EXERCISE:
Copy each line of the data below with the word "author".

DATA PROVIDED:
— Start —

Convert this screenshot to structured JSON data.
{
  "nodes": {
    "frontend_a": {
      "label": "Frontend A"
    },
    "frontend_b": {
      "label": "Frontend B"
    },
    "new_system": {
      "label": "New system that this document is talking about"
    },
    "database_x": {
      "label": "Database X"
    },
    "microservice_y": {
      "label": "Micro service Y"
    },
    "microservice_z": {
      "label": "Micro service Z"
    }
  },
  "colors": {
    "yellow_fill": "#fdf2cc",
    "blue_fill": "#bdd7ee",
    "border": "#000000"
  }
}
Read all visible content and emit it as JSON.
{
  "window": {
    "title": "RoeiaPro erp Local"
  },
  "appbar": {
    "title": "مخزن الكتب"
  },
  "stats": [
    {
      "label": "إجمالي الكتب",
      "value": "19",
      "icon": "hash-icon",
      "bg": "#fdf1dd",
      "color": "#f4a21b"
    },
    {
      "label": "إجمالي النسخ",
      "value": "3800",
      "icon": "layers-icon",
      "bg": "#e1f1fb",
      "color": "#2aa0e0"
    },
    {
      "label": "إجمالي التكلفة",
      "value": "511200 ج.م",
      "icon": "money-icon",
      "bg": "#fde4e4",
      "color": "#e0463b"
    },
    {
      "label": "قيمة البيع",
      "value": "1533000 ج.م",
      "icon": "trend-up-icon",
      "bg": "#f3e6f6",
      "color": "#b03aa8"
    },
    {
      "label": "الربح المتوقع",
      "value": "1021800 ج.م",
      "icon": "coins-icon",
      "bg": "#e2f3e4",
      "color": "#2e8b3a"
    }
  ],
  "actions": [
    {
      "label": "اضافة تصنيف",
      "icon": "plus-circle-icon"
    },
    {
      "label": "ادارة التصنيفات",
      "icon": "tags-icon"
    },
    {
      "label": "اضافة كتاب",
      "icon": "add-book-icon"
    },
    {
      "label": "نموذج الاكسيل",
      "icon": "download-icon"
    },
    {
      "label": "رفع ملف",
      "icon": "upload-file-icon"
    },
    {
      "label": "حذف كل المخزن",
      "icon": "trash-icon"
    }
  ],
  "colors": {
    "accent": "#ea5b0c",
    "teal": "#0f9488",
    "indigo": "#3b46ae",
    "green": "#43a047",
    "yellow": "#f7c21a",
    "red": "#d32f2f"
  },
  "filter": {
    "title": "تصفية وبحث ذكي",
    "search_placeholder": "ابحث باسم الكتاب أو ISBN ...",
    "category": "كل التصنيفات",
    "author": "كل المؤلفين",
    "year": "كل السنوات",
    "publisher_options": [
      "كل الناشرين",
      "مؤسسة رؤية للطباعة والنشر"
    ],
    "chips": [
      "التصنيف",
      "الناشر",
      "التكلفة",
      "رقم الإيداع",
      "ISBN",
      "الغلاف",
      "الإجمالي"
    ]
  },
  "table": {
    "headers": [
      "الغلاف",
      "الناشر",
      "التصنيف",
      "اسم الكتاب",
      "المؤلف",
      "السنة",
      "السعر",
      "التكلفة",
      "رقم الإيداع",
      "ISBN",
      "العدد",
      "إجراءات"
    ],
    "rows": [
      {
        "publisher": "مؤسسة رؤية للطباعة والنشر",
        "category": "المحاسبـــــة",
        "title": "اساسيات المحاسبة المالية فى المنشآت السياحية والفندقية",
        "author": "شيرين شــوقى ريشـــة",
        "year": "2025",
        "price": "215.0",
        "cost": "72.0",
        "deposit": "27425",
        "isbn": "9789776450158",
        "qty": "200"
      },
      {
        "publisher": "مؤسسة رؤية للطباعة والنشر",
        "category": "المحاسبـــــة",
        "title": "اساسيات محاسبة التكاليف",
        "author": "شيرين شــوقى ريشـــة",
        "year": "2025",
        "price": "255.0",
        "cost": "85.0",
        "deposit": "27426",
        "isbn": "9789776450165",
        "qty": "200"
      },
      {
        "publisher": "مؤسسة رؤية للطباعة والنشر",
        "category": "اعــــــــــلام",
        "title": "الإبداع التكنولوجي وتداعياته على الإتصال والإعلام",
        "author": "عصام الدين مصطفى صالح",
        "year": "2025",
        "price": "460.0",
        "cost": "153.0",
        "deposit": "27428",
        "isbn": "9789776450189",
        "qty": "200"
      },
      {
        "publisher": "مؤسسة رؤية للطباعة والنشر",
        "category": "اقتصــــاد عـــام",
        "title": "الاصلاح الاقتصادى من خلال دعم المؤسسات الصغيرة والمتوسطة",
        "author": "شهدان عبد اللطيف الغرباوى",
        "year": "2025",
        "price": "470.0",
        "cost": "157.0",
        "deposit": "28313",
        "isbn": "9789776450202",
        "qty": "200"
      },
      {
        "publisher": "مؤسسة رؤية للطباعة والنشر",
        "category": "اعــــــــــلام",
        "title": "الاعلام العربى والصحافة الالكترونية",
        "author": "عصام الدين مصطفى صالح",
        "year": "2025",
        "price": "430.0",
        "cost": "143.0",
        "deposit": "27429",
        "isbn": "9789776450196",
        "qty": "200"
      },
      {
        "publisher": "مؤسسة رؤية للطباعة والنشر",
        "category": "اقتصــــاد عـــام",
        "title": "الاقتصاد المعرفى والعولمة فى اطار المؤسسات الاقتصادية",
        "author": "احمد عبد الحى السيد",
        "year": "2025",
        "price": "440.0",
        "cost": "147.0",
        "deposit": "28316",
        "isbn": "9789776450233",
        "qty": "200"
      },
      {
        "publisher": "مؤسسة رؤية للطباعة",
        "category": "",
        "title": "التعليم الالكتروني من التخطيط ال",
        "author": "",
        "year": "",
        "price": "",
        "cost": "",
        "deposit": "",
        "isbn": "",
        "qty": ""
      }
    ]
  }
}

— End —

EXERCISE RESULT:
    "author": "كل المؤلفين",
        "author": "شيرين شــوقى ريشـــة",
        "author": "شيرين شــوقى ريشـــة",
        "author": "عصام الدين مصطفى صالح",
        "author": "شهدان عبد اللطيف الغرباوى",
        "author": "عصام الدين مصطفى صالح",
        "author": "احمد عبد الحى السيد",
        "author": "",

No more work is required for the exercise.